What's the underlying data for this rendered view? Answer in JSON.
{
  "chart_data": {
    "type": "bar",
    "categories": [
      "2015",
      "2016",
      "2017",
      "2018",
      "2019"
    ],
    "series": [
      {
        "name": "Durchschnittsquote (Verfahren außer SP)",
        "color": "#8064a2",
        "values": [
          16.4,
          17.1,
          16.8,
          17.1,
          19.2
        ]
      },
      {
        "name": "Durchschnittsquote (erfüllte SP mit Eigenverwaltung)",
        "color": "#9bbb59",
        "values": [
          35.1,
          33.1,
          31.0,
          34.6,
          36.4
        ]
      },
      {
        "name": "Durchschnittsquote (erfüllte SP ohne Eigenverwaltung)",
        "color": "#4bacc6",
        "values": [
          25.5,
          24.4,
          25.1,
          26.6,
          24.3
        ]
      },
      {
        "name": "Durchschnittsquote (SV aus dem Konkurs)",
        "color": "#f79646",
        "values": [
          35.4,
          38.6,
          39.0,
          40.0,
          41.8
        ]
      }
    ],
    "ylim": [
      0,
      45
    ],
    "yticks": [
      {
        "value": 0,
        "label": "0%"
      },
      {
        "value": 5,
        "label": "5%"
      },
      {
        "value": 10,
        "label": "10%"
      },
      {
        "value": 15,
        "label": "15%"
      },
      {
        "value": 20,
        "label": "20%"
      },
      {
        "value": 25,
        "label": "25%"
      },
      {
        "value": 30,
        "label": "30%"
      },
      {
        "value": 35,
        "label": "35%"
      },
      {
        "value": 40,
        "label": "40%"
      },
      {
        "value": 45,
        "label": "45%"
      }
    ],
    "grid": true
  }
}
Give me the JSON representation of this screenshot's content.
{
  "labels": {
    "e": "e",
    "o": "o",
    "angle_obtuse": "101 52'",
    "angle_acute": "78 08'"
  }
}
...
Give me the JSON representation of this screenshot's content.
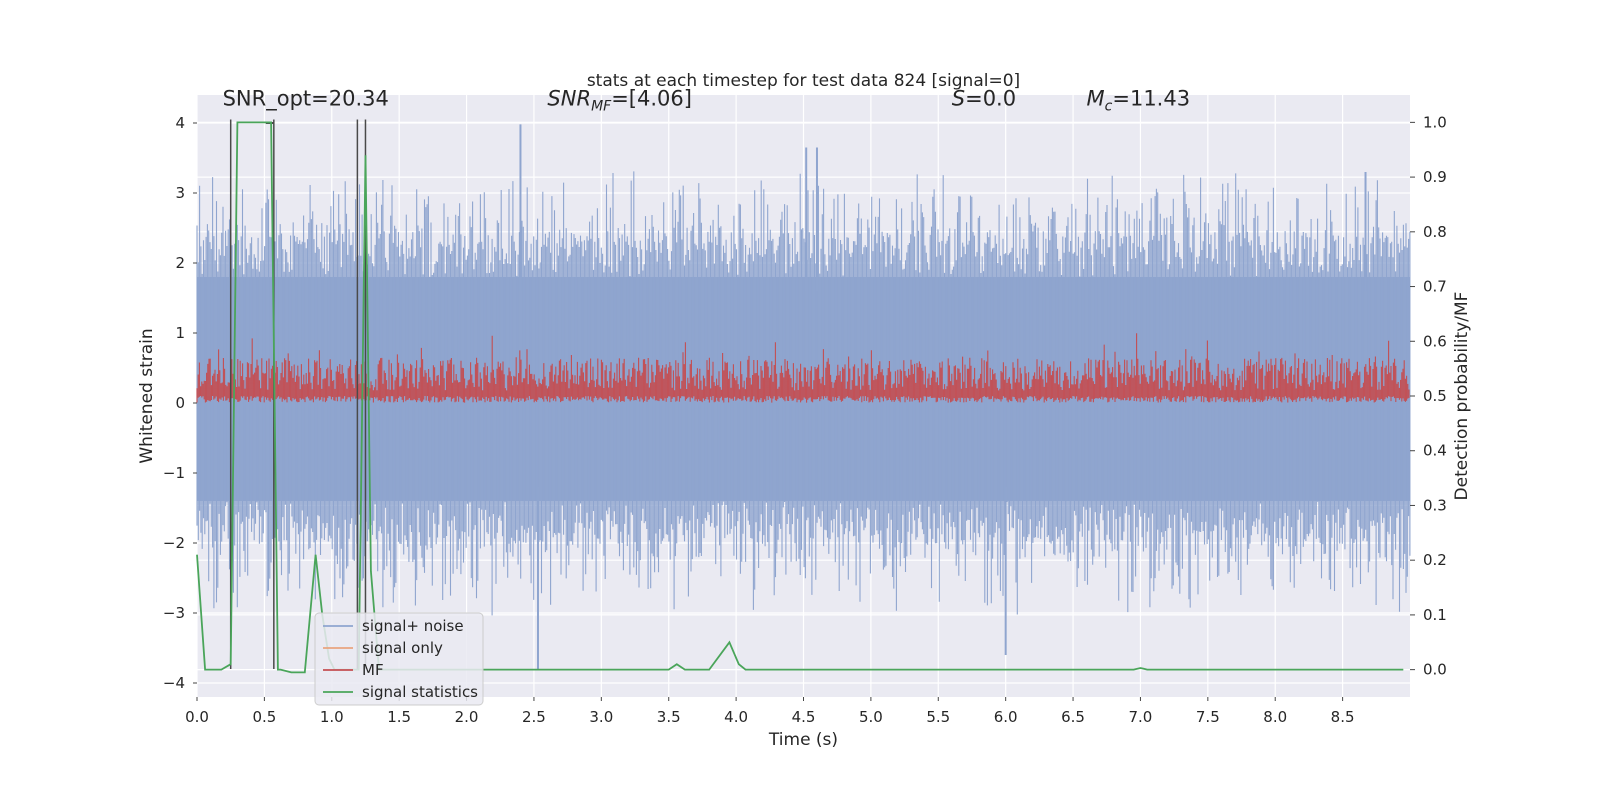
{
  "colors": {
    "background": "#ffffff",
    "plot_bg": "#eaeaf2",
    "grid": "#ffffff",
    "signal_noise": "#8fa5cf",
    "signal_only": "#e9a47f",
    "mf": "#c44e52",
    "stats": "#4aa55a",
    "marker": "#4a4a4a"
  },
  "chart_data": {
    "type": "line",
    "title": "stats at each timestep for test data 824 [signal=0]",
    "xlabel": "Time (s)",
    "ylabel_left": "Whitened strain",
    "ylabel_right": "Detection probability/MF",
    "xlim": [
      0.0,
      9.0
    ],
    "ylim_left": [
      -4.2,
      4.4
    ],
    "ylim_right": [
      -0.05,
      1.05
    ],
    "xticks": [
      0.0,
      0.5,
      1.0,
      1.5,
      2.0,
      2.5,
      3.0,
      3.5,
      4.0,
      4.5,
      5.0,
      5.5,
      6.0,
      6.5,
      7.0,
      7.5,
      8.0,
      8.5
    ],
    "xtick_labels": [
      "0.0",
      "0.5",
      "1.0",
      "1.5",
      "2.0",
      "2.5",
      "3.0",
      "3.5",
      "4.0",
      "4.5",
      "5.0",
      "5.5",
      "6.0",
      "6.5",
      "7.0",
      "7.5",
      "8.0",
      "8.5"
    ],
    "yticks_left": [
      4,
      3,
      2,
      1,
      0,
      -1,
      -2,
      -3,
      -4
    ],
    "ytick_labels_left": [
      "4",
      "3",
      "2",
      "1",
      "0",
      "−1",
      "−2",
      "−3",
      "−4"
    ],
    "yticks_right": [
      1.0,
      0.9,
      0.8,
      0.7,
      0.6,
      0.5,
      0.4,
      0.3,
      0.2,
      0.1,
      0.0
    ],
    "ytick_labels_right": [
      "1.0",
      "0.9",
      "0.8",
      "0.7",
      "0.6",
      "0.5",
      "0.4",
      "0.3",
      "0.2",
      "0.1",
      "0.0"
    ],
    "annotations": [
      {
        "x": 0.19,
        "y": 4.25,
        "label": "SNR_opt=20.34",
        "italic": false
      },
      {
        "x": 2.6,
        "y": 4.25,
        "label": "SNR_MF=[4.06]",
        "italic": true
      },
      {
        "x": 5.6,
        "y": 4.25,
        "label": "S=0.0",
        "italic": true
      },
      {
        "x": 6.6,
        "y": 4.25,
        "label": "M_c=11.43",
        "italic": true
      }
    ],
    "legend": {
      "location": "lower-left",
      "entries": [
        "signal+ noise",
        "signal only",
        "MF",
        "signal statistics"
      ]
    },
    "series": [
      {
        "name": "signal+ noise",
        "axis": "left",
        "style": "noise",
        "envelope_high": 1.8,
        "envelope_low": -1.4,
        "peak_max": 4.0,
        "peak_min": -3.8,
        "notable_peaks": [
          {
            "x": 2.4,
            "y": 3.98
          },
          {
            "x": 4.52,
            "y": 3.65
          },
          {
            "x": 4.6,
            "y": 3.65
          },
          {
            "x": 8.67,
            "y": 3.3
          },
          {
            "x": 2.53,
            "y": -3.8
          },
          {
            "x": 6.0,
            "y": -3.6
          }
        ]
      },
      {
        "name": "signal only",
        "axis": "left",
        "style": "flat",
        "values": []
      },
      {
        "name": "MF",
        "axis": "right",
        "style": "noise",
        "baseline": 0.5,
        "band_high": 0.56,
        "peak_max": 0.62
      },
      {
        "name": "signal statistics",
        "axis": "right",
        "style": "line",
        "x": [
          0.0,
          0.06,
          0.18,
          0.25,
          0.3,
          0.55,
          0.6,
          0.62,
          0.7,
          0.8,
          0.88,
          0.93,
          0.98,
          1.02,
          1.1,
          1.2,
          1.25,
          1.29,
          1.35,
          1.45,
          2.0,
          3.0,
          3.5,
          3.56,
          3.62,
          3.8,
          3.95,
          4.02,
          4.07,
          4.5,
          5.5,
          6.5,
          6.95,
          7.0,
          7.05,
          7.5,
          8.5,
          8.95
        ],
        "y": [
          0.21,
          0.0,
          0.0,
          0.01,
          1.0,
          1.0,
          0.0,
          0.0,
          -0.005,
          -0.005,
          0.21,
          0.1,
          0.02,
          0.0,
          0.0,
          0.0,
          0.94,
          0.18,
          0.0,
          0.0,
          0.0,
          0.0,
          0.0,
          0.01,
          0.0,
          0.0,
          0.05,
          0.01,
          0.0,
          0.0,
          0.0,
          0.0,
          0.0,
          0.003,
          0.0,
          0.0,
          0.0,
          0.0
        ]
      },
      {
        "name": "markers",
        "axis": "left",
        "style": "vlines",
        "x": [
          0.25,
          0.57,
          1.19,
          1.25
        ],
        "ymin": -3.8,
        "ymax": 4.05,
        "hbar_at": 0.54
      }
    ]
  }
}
---
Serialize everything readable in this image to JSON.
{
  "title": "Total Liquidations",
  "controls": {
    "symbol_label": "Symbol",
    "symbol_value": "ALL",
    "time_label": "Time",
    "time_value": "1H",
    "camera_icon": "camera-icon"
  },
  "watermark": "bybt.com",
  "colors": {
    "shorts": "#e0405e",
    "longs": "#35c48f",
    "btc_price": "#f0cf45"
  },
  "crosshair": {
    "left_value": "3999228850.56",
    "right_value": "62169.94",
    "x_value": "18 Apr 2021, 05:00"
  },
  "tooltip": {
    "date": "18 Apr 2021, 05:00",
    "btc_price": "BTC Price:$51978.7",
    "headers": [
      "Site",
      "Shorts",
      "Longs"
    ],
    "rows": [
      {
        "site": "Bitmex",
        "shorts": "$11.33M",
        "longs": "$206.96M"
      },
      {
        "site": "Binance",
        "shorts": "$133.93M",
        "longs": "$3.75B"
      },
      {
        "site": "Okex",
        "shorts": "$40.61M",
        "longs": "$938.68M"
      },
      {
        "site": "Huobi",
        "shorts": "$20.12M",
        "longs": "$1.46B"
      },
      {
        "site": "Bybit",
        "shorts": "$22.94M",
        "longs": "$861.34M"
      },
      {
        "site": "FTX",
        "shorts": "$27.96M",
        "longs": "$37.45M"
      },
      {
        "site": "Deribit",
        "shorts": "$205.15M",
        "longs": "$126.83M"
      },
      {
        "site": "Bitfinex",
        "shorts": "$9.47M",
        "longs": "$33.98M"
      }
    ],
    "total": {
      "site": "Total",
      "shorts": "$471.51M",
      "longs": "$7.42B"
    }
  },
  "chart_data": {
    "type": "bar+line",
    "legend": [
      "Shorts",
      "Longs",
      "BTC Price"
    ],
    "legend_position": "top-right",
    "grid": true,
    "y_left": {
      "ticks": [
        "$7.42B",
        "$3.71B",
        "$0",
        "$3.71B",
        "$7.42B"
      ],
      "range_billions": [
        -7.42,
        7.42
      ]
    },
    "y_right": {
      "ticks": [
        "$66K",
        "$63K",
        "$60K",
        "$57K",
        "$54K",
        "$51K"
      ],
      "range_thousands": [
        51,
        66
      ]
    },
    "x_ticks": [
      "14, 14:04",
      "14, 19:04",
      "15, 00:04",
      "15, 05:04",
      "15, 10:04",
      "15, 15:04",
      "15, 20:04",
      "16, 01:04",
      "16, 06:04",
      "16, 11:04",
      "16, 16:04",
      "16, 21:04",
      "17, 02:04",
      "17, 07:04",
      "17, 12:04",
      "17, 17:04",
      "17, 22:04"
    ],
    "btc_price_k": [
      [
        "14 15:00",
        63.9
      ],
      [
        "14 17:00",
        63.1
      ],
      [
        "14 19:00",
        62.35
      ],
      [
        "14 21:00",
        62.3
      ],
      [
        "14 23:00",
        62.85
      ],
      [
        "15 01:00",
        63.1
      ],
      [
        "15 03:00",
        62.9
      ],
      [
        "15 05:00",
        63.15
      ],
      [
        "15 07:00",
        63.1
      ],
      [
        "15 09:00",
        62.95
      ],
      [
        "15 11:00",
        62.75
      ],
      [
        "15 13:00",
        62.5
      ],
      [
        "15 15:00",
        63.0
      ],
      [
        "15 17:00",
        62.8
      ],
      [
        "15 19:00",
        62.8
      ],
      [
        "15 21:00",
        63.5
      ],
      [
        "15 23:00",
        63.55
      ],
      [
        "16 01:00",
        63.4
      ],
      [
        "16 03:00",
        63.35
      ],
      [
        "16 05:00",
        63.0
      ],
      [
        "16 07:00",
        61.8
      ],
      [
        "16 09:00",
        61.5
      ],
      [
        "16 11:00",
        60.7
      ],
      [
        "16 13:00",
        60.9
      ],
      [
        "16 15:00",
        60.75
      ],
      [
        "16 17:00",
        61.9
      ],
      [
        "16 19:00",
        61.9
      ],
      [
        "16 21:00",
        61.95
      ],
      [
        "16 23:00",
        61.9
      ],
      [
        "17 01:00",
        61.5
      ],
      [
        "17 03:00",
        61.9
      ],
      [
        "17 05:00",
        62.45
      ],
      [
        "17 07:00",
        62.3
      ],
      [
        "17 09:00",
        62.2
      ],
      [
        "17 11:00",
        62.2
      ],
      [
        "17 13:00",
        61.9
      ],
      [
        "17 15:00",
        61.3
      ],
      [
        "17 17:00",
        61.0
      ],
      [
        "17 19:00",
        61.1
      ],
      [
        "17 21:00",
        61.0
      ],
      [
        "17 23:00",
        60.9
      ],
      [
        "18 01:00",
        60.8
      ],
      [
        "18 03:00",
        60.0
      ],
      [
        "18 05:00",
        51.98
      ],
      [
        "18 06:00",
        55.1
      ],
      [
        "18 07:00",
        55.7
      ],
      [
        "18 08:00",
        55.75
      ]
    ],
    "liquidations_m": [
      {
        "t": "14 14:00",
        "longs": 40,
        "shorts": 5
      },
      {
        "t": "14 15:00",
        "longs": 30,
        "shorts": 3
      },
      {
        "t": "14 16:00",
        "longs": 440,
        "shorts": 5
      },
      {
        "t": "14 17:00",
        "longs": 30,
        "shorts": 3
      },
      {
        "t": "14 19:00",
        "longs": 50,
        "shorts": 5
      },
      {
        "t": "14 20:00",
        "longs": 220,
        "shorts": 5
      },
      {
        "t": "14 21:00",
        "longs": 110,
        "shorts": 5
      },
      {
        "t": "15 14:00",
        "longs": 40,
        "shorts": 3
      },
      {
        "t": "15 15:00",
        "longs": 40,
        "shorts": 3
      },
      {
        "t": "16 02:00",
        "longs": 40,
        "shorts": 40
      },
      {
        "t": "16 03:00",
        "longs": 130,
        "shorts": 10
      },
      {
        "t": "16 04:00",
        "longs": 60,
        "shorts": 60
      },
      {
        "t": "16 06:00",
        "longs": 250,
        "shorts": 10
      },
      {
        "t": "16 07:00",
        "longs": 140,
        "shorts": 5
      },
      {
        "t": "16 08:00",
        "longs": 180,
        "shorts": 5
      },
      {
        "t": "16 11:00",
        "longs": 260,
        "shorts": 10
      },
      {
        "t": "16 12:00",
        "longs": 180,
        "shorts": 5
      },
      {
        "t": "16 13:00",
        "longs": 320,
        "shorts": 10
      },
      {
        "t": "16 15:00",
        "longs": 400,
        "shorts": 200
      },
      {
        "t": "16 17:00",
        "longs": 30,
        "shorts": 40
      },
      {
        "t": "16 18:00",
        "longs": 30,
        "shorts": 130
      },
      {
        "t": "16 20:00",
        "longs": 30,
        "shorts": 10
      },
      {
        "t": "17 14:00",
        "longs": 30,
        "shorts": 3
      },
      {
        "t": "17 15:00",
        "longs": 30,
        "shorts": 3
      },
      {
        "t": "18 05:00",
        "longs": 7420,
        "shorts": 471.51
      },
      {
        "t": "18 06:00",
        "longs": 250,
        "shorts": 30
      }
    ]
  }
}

▸ **Directions**
Scan the listing above. Collect all lines with the word "erfüllte".

▸ **Exercise solution**
        "name": "Durchschnittsquote (erfüllte SP mit Eigenverwaltung)",
        "name": "Durchschnittsquote (erfüllte SP ohne Eigenverwaltung)",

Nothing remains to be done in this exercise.